Problem requirements — Retype everything in the listing, leaving each line exactly as it is.

Records for this task —
──────────────────────────────

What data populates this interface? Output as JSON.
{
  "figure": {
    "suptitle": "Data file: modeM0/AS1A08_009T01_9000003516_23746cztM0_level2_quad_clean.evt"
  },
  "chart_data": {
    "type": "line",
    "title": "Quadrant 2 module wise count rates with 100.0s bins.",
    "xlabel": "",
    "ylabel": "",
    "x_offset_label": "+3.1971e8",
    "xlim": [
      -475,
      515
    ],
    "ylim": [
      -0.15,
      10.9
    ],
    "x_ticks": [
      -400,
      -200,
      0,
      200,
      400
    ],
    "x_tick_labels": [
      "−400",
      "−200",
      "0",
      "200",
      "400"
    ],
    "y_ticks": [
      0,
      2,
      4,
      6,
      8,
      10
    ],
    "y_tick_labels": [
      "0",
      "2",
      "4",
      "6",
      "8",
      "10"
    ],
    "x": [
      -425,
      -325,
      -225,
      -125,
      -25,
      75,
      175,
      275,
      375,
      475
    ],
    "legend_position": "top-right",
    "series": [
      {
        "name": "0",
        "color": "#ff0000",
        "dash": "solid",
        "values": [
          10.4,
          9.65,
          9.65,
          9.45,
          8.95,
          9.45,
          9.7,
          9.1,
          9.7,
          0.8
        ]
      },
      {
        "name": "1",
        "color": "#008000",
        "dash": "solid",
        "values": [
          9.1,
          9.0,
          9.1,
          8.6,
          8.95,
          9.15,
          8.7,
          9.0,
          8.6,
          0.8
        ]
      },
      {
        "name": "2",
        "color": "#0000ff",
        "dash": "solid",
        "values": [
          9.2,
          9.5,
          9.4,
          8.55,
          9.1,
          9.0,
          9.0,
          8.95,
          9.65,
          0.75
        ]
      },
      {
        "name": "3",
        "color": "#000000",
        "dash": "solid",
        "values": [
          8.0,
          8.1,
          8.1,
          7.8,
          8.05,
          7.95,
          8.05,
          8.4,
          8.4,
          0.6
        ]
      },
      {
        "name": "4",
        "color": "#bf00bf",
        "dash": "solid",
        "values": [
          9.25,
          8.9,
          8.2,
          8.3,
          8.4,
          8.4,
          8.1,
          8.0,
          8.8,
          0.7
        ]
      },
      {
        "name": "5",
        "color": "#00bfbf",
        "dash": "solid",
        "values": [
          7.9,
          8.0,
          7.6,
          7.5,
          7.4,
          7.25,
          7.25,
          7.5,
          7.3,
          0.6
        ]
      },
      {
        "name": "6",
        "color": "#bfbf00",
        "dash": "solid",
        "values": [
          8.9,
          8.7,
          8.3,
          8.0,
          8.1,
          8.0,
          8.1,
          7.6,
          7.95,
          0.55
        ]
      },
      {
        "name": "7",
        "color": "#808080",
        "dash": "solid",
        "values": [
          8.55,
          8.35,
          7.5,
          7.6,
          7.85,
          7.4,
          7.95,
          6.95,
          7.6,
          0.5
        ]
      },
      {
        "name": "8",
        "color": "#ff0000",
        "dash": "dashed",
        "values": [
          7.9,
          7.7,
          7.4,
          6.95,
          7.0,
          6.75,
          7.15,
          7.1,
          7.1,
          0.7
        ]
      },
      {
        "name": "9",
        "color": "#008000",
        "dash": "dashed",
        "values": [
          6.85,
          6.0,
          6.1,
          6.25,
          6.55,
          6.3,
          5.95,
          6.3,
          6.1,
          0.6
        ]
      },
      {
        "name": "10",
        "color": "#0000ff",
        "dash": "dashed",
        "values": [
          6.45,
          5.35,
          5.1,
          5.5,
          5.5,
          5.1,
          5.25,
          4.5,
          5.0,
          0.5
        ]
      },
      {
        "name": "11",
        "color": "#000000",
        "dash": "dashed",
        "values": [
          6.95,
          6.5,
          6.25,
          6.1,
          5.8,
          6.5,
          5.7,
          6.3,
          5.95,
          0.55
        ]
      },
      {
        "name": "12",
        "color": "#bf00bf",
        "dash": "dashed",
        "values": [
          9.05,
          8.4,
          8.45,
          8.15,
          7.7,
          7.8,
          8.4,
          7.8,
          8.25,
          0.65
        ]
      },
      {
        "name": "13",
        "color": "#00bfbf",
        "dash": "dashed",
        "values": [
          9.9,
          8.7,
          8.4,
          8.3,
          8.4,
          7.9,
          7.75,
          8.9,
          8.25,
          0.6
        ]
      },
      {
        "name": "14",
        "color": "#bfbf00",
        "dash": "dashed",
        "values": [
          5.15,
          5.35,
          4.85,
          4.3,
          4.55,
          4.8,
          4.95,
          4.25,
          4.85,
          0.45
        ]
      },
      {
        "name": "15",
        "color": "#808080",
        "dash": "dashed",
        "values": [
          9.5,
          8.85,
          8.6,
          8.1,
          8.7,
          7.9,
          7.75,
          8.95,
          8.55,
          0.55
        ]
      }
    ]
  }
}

──────────────────────────────

Exercise output —
What data populates this interface? Output as JSON.
{
  "figure": {
    "suptitle": "Data file: modeM0/AS1A08_009T01_9000003516_23746cztM0_level2_quad_clean.evt"
  },
  "chart_data": {
    "type": "line",
    "title": "Quadrant 2 module wise count rates with 100.0s bins.",
    "xlabel": "",
    "ylabel": "",
    "x_offset_label": "+3.1971e8",
    "xlim": [
      -475,
      515
    ],
    "ylim": [
      -0.15,
      10.9
    ],
    "x_ticks": [
      -400,
      -200,
      0,
      200,
      400
    ],
    "x_tick_labels": [
      "−400",
      "−200",
      "0",
      "200",
      "400"
    ],
    "y_ticks": [
      0,
      2,
      4,
      6,
      8,
      10
    ],
    "y_tick_labels": [
      "0",
      "2",
      "4",
      "6",
      "8",
      "10"
    ],
    "x": [
      -425,
      -325,
      -225,
      -125,
      -25,
      75,
      175,
      275,
      375,
      475
    ],
    "legend_position": "top-right",
    "series": [
      {
        "name": "0",
        "color": "#ff0000",
        "dash": "solid",
        "values": [
          10.4,
          9.65,
          9.65,
          9.45,
          8.95,
          9.45,
          9.7,
          9.1,
          9.7,
          0.8
        ]
      },
      {
        "name": "1",
        "color": "#008000",
        "dash": "solid",
        "values": [
          9.1,
          9.0,
          9.1,
          8.6,
          8.95,
          9.15,
          8.7,
          9.0,
          8.6,
          0.8
        ]
      },
      {
        "name": "2",
        "color": "#0000ff",
        "dash": "solid",
        "values": [
          9.2,
          9.5,
          9.4,
          8.55,
          9.1,
          9.0,
          9.0,
          8.95,
          9.65,
          0.75
        ]
      },
      {
        "name": "3",
        "color": "#000000",
        "dash": "solid",
        "values": [
          8.0,
          8.1,
          8.1,
          7.8,
          8.05,
          7.95,
          8.05,
          8.4,
          8.4,
          0.6
        ]
      },
      {
        "name": "4",
        "color": "#bf00bf",
        "dash": "solid",
        "values": [
          9.25,
          8.9,
          8.2,
          8.3,
          8.4,
          8.4,
          8.1,
          8.0,
          8.8,
          0.7
        ]
      },
      {
        "name": "5",
        "color": "#00bfbf",
        "dash": "solid",
        "values": [
          7.9,
          8.0,
          7.6,
          7.5,
          7.4,
          7.25,
          7.25,
          7.5,
          7.3,
          0.6
        ]
      },
      {
        "name": "6",
        "color": "#bfbf00",
        "dash": "solid",
        "values": [
          8.9,
          8.7,
          8.3,
          8.0,
          8.1,
          8.0,
          8.1,
          7.6,
          7.95,
          0.55
        ]
      },
      {
        "name": "7",
        "color": "#808080",
        "dash": "solid",
        "values": [
          8.55,
          8.35,
          7.5,
          7.6,
          7.85,
          7.4,
          7.95,
          6.95,
          7.6,
          0.5
        ]
      },
      {
        "name": "8",
        "color": "#ff0000",
        "dash": "dashed",
        "values": [
          7.9,
          7.7,
          7.4,
          6.95,
          7.0,
          6.75,
          7.15,
          7.1,
          7.1,
          0.7
        ]
      },
      {
        "name": "9",
        "color": "#008000",
        "dash": "dashed",
        "values": [
          6.85,
          6.0,
          6.1,
          6.25,
          6.55,
          6.3,
          5.95,
          6.3,
          6.1,
          0.6
        ]
      },
      {
        "name": "10",
        "color": "#0000ff",
        "dash": "dashed",
        "values": [
          6.45,
          5.35,
          5.1,
          5.5,
          5.5,
          5.1,
          5.25,
          4.5,
          5.0,
          0.5
        ]
      },
      {
        "name": "11",
        "color": "#000000",
        "dash": "dashed",
        "values": [
          6.95,
          6.5,
          6.25,
          6.1,
          5.8,
          6.5,
          5.7,
          6.3,
          5.95,
          0.55
        ]
      },
      {
        "name": "12",
        "color": "#bf00bf",
        "dash": "dashed",
        "values": [
          9.05,
          8.4,
          8.45,
          8.15,
          7.7,
          7.8,
          8.4,
          7.8,
          8.25,
          0.65
        ]
      },
      {
        "name": "13",
        "color": "#00bfbf",
        "dash": "dashed",
        "values": [
          9.9,
          8.7,
          8.4,
          8.3,
          8.4,
          7.9,
          7.75,
          8.9,
          8.25,
          0.6
        ]
      },
      {
        "name": "14",
        "color": "#bfbf00",
        "dash": "dashed",
        "values": [
          5.15,
          5.35,
          4.85,
          4.3,
          4.55,
          4.8,
          4.95,
          4.25,
          4.85,
          0.45
        ]
      },
      {
        "name": "15",
        "color": "#808080",
        "dash": "dashed",
        "values": [
          9.5,
          8.85,
          8.6,
          8.1,
          8.7,
          7.9,
          7.75,
          8.95,
          8.55,
          0.55
        ]
      }
    ]
  }
}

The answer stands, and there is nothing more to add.